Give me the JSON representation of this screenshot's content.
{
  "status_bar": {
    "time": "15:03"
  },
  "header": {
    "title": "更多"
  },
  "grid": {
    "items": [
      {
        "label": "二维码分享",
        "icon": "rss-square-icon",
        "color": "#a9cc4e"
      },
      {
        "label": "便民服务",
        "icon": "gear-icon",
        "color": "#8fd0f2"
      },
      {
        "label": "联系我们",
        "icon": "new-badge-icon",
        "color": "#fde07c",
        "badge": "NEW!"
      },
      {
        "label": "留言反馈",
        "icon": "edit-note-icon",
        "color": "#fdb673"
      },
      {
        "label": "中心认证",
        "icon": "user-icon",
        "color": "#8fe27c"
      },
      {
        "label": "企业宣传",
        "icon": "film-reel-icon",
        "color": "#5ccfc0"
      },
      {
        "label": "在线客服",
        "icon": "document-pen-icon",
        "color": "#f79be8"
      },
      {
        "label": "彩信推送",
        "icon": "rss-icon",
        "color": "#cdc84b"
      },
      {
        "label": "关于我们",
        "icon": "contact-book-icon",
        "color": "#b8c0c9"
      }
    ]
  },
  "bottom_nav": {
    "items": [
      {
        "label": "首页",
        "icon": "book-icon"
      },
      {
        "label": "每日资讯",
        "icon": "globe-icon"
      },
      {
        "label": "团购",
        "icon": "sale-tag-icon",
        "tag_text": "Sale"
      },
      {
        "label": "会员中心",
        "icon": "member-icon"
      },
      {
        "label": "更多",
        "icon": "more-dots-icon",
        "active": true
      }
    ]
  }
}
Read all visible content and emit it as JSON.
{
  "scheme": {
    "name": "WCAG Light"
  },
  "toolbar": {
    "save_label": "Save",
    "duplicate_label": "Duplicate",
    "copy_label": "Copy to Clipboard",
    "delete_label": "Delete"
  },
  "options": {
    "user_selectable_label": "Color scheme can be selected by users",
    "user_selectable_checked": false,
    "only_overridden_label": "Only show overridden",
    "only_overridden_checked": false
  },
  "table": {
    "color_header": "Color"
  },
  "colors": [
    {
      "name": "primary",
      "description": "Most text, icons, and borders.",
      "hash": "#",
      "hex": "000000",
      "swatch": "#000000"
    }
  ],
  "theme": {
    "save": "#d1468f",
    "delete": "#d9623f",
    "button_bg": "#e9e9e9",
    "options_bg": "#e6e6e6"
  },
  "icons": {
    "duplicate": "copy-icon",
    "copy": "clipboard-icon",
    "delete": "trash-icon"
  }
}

[To be done]: Write out the data exactly as it stands.

[Problem solution]:
Give me the JSON representation of this screenshot's content.
{
  "status_bar": {
    "time": "15:03"
  },
  "header": {
    "title": "更多"
  },
  "grid": {
    "items": [
      {
        "label": "二维码分享",
        "icon": "rss-square-icon",
        "color": "#a9cc4e"
      },
      {
        "label": "便民服务",
        "icon": "gear-icon",
        "color": "#8fd0f2"
      },
      {
        "label": "联系我们",
        "icon": "new-badge-icon",
        "color": "#fde07c",
        "badge": "NEW!"
      },
      {
        "label": "留言反馈",
        "icon": "edit-note-icon",
        "color": "#fdb673"
      },
      {
        "label": "中心认证",
        "icon": "user-icon",
        "color": "#8fe27c"
      },
      {
        "label": "企业宣传",
        "icon": "film-reel-icon",
        "color": "#5ccfc0"
      },
      {
        "label": "在线客服",
        "icon": "document-pen-icon",
        "color": "#f79be8"
      },
      {
        "label": "彩信推送",
        "icon": "rss-icon",
        "color": "#cdc84b"
      },
      {
        "label": "关于我们",
        "icon": "contact-book-icon",
        "color": "#b8c0c9"
      }
    ]
  },
  "bottom_nav": {
    "items": [
      {
        "label": "首页",
        "icon": "book-icon"
      },
      {
        "label": "每日资讯",
        "icon": "globe-icon"
      },
      {
        "label": "团购",
        "icon": "sale-tag-icon",
        "tag_text": "Sale"
      },
      {
        "label": "会员中心",
        "icon": "member-icon"
      },
      {
        "label": "更多",
        "icon": "more-dots-icon",
        "active": true
      }
    ]
  }
}
Read all visible content and emit it as JSON.
{
  "scheme": {
    "name": "WCAG Light"
  },
  "toolbar": {
    "save_label": "Save",
    "duplicate_label": "Duplicate",
    "copy_label": "Copy to Clipboard",
    "delete_label": "Delete"
  },
  "options": {
    "user_selectable_label": "Color scheme can be selected by users",
    "user_selectable_checked": false,
    "only_overridden_label": "Only show overridden",
    "only_overridden_checked": false
  },
  "table": {
    "color_header": "Color"
  },
  "colors": [
    {
      "name": "primary",
      "description": "Most text, icons, and borders.",
      "hash": "#",
      "hex": "000000",
      "swatch": "#000000"
    }
  ],
  "theme": {
    "save": "#d1468f",
    "delete": "#d9623f",
    "button_bg": "#e9e9e9",
    "options_bg": "#e6e6e6"
  },
  "icons": {
    "duplicate": "copy-icon",
    "copy": "clipboard-icon",
    "delete": "trash-icon"
  }
}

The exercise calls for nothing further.